### Task details
Pick out every line holding the string "Topic" and copy it.

<<<<

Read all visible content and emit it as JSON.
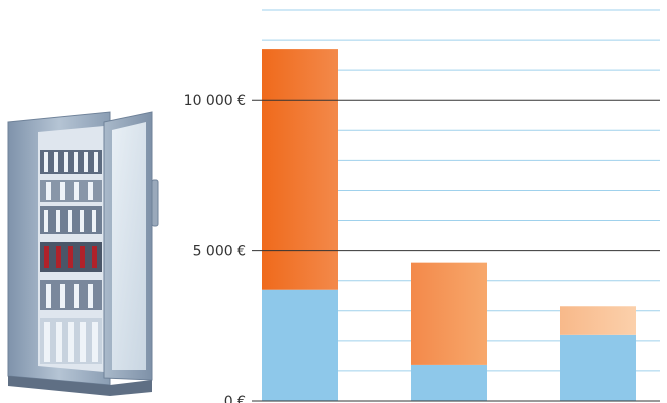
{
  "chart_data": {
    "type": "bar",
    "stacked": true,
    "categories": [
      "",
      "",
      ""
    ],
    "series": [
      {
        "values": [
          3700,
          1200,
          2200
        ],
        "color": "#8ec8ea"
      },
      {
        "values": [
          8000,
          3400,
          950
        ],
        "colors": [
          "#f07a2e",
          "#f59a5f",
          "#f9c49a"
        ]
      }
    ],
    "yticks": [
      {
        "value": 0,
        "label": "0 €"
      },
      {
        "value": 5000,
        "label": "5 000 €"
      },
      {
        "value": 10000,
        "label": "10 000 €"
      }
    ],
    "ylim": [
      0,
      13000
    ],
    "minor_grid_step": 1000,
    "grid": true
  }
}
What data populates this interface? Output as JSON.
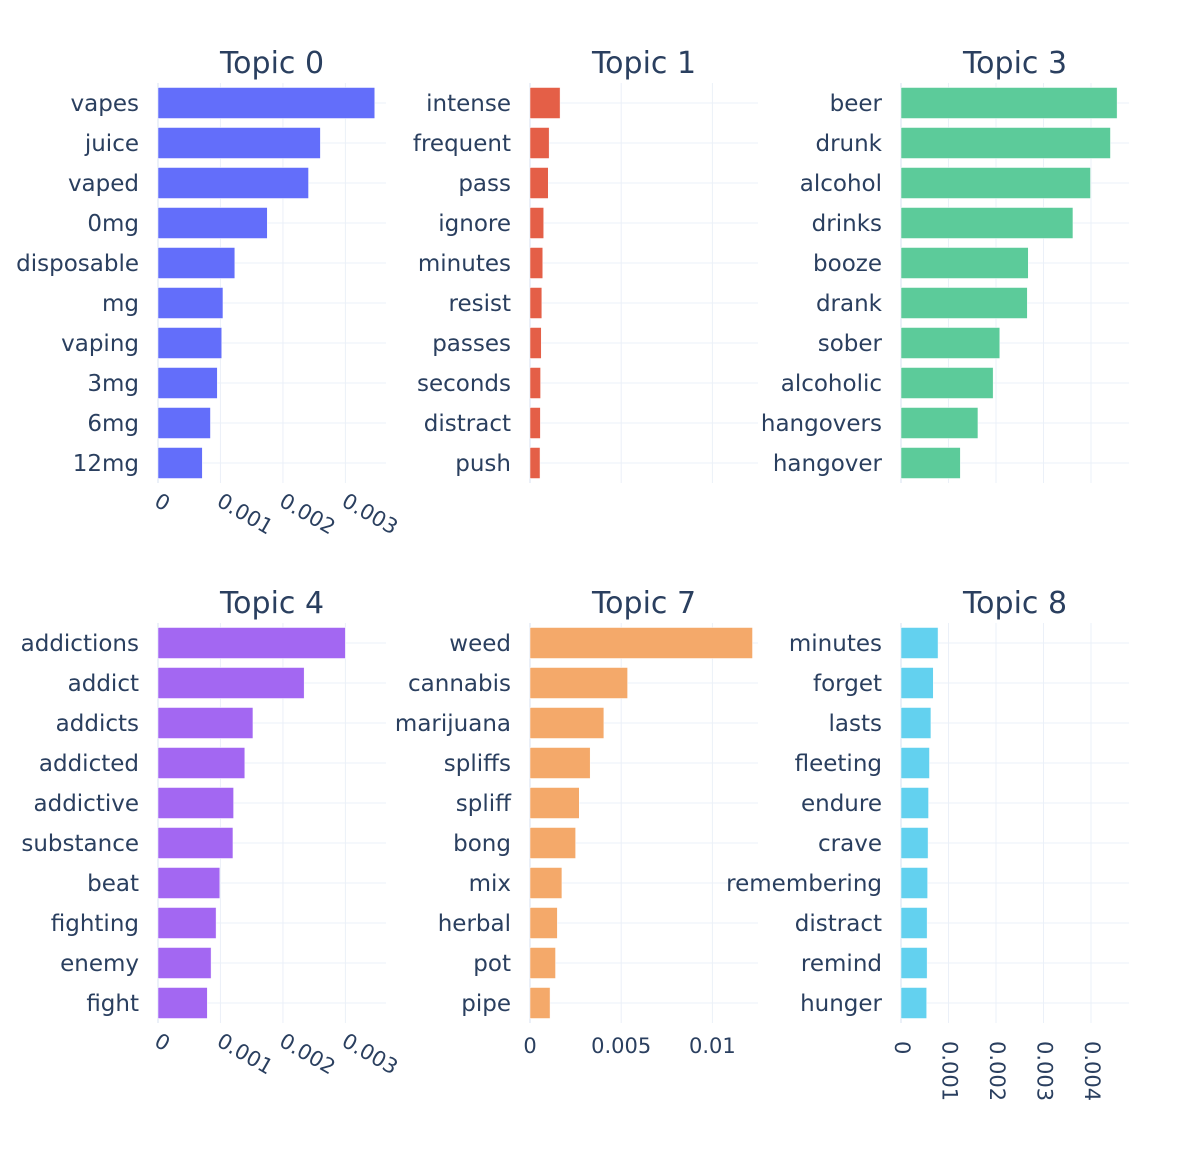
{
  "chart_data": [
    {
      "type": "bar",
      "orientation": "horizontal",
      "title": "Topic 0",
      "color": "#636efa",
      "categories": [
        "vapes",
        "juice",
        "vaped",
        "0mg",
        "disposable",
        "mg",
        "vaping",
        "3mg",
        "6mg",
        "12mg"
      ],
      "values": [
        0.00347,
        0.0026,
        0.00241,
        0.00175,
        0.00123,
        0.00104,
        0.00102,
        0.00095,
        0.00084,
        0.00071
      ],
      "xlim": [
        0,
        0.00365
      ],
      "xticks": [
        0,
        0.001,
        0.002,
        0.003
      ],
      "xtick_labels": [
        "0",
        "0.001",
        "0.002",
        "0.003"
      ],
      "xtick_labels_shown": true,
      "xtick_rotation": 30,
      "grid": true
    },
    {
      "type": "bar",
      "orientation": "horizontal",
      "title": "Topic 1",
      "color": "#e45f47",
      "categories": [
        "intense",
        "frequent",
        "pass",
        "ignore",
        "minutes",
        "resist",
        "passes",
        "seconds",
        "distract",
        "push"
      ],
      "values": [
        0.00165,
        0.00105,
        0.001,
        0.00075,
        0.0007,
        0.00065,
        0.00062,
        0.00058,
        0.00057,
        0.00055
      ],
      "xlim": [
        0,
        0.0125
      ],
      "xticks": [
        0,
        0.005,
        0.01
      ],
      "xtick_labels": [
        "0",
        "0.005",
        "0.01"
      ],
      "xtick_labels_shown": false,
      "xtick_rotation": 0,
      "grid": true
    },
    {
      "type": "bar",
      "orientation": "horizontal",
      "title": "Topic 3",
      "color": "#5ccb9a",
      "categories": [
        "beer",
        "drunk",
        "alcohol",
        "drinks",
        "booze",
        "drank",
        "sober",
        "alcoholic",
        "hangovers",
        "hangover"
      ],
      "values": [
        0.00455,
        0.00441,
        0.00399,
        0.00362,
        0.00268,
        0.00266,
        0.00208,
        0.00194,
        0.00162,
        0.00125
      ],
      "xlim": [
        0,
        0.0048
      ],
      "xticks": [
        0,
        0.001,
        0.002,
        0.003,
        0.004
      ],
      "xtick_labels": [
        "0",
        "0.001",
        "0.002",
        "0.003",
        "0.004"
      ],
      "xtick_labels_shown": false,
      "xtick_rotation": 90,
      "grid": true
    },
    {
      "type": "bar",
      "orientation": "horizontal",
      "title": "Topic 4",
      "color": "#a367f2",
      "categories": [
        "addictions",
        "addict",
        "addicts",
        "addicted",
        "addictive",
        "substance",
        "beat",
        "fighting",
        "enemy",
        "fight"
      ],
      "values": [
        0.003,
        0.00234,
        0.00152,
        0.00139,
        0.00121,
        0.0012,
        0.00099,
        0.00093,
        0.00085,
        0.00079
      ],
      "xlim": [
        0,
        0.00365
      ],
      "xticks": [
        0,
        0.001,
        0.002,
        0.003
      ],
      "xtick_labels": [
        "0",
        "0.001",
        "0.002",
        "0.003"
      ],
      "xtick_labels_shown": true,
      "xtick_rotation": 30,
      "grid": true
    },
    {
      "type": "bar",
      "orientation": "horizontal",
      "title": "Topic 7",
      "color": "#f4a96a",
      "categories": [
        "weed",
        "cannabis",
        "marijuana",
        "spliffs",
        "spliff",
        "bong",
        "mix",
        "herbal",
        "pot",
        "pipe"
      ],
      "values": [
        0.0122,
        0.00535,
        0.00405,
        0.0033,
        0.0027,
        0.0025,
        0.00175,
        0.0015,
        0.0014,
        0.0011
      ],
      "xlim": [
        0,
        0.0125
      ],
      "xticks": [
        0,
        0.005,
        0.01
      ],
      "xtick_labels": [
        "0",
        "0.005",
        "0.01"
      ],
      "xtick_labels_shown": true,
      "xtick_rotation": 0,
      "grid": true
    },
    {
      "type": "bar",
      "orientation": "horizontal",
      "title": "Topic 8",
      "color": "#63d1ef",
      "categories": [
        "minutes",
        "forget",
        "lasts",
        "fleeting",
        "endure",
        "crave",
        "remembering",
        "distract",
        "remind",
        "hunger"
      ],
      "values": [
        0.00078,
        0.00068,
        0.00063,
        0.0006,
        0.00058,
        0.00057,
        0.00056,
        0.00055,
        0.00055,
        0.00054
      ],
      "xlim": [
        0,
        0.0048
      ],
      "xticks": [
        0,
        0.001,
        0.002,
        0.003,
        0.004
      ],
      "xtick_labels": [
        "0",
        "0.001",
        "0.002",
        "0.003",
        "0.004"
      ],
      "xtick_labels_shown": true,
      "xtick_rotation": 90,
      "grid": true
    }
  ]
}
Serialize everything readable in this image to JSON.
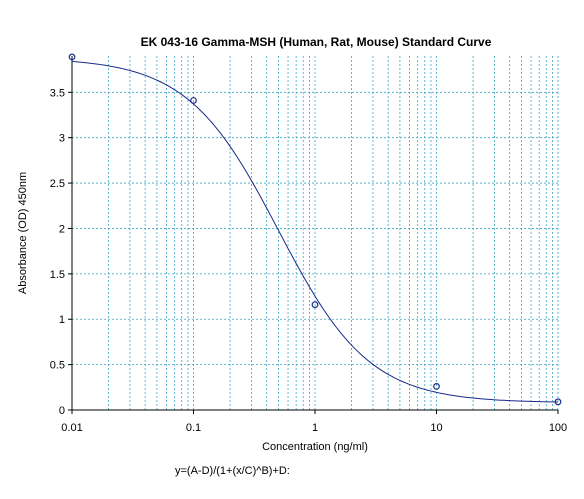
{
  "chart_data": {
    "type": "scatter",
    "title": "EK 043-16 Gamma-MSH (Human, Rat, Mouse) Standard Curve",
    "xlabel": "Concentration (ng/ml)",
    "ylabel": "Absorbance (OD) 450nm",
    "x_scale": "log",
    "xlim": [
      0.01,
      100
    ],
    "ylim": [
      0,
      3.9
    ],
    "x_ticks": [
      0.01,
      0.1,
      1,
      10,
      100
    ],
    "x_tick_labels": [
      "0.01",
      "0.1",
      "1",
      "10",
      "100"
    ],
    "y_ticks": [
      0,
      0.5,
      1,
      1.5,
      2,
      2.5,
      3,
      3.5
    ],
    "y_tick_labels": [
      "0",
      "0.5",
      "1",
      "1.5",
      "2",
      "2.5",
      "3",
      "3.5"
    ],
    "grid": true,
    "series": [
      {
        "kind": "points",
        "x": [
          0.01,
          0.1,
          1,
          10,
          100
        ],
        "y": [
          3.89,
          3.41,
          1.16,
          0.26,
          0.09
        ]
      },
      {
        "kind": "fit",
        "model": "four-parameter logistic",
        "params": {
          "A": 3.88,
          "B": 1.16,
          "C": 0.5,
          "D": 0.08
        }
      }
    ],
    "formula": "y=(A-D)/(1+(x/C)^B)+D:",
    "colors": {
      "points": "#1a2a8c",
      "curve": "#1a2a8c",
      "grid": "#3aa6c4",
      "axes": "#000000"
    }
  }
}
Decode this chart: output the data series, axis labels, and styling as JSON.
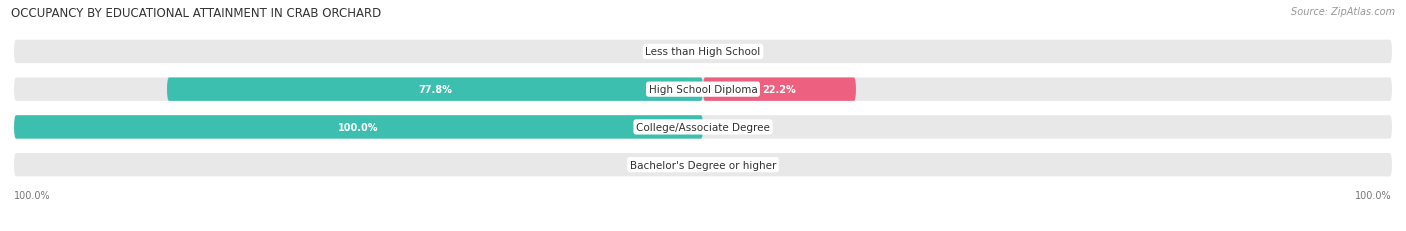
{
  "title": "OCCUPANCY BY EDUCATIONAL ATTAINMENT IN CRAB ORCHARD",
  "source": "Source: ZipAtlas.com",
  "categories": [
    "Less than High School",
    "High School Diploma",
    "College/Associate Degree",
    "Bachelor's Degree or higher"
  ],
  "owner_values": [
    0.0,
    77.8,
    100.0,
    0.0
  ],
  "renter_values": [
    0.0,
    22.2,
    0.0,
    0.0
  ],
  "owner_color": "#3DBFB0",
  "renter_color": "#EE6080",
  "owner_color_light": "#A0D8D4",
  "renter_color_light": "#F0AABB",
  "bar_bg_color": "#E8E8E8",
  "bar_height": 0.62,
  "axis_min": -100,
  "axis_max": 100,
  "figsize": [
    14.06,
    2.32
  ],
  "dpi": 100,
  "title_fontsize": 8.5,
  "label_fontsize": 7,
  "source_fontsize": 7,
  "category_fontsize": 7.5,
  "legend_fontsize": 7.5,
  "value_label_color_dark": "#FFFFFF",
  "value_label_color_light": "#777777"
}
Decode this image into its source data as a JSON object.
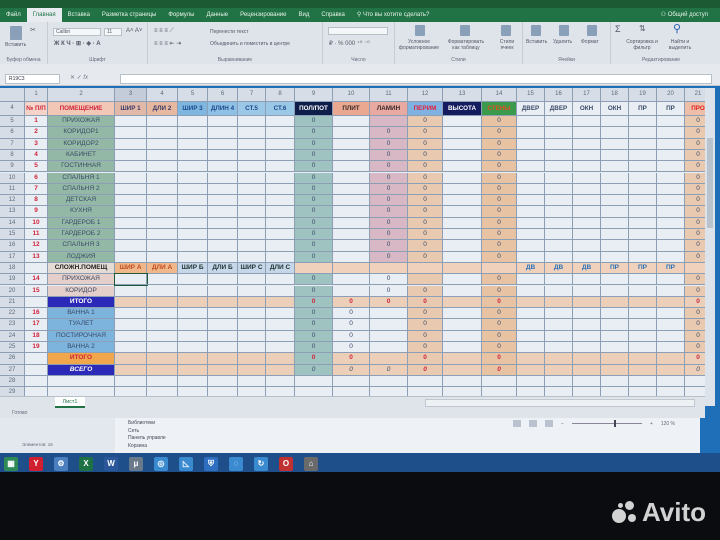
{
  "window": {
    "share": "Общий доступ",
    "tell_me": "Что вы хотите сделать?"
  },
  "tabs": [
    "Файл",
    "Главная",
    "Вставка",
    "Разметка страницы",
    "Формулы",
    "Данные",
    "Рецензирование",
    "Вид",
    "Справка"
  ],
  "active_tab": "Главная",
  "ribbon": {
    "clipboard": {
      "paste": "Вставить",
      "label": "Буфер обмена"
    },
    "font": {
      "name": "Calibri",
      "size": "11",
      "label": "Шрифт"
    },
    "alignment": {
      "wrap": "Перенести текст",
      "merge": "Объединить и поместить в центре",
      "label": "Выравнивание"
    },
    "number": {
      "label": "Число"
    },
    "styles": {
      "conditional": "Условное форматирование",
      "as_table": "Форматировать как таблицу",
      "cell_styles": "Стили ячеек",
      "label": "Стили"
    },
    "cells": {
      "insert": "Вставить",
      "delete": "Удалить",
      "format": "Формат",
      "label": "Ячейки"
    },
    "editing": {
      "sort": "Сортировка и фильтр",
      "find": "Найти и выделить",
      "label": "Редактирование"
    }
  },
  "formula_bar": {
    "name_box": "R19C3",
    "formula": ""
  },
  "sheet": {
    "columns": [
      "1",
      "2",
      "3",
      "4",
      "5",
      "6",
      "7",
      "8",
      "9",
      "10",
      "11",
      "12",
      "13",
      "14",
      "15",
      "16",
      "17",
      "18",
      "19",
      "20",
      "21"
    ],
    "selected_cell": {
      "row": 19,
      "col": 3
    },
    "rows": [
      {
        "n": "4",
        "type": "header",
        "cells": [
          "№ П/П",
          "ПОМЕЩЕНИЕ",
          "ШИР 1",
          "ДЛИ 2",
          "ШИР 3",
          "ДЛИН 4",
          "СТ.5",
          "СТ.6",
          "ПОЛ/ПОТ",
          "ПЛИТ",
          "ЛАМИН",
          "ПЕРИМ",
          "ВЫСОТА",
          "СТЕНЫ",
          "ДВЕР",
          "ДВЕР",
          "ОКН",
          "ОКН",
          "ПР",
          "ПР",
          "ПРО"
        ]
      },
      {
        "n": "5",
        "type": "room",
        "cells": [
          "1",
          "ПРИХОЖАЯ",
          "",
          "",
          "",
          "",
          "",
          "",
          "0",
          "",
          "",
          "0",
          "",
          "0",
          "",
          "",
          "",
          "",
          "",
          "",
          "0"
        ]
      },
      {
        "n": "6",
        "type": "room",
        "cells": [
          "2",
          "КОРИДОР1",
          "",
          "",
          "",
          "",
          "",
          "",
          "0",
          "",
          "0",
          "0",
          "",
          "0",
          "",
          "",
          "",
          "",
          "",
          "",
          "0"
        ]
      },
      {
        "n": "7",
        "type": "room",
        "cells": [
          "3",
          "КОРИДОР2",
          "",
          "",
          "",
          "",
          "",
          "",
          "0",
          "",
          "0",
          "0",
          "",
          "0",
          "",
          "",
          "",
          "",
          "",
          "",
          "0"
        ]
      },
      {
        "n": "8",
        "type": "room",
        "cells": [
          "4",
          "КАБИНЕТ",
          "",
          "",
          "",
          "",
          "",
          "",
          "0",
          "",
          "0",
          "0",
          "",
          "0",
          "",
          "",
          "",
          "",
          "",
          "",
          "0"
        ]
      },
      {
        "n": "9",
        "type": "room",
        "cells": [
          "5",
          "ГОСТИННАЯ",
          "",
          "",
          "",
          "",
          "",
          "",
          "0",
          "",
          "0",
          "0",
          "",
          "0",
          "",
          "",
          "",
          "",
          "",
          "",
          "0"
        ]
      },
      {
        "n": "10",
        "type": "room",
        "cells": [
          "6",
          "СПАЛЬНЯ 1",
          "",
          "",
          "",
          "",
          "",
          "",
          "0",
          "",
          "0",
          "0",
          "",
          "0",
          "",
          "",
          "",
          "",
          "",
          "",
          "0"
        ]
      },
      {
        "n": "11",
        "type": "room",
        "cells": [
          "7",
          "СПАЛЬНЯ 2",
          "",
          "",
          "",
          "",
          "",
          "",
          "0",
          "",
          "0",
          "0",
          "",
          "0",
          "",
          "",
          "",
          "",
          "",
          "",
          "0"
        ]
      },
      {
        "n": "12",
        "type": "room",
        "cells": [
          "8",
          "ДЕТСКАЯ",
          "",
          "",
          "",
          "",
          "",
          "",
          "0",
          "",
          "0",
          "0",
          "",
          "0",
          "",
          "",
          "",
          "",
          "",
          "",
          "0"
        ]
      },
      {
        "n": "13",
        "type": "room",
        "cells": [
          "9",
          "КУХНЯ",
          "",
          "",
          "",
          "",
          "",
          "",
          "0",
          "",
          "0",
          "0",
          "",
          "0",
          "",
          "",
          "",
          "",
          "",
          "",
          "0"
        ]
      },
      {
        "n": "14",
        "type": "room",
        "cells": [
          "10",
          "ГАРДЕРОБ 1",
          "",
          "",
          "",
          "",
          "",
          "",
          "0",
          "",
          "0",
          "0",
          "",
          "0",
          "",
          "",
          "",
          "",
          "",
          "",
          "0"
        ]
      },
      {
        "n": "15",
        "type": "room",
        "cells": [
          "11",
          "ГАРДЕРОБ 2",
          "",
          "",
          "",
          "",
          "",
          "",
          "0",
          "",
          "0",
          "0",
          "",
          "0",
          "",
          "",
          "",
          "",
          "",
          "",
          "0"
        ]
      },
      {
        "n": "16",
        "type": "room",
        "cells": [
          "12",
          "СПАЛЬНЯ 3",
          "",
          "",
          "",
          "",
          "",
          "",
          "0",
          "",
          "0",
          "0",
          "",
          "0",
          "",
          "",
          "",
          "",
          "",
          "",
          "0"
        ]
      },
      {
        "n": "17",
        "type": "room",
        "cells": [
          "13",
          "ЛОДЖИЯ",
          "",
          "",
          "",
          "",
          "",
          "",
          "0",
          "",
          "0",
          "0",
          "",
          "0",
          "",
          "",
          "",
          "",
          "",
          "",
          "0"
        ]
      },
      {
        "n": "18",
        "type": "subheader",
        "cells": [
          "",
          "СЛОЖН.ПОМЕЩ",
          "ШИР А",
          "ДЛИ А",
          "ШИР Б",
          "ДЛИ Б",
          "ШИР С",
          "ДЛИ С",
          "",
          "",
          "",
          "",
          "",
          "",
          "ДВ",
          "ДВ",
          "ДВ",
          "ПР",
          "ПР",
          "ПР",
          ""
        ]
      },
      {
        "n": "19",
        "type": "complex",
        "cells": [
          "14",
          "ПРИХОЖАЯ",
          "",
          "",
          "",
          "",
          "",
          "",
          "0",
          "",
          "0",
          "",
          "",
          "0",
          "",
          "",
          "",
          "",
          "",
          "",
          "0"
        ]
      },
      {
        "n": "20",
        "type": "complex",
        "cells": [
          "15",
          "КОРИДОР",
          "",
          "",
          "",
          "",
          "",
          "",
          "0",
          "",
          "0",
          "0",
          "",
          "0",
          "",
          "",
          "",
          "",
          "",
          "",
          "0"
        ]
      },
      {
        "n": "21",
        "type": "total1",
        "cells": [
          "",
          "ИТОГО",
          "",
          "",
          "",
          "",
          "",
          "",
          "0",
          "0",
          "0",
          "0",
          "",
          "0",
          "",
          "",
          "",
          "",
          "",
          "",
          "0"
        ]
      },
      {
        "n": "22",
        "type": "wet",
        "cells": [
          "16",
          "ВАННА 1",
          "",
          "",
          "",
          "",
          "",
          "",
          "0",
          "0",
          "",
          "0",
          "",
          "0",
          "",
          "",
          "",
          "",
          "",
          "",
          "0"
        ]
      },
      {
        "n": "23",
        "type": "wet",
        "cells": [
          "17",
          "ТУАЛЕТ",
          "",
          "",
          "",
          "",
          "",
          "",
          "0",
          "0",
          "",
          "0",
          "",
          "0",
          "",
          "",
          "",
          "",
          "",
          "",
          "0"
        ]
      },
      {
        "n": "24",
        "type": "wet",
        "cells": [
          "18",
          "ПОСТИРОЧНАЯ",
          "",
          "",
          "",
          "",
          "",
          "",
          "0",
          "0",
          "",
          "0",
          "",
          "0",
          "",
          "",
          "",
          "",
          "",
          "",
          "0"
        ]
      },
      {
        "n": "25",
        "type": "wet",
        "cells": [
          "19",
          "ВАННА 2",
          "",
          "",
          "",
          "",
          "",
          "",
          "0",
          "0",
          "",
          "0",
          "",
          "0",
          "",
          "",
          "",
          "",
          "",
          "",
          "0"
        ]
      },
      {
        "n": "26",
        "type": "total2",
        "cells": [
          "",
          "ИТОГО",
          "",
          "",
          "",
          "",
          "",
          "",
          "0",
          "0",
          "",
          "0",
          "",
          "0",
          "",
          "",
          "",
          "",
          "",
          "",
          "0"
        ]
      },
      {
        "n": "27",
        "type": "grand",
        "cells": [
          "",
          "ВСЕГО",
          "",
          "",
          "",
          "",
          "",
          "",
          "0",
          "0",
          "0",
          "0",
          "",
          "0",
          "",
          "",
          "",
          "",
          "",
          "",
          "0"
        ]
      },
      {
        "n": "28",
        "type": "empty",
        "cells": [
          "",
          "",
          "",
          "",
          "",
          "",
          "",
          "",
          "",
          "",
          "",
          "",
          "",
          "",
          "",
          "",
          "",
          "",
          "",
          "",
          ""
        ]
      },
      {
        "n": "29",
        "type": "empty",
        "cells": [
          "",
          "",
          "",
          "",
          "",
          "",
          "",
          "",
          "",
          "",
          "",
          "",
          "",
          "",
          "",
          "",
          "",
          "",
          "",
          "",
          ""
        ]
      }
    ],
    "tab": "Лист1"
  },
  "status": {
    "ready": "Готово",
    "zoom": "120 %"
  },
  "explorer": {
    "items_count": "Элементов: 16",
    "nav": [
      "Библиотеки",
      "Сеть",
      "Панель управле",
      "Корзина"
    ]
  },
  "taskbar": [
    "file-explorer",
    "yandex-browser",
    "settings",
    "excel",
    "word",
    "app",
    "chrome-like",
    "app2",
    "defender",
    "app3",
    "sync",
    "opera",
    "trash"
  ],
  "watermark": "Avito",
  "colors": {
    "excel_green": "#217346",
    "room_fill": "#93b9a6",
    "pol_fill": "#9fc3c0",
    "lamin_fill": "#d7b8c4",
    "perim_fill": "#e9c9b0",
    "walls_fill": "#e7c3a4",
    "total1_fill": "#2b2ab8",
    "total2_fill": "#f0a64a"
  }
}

>>>>

### Answer for this exercise
      "title": "Topic 0",
      "title": "Topic 1",
      "title": "Topic 3",
      "title": "Topic 4",
      "title": "Topic 7",
      "title": "Topic 8",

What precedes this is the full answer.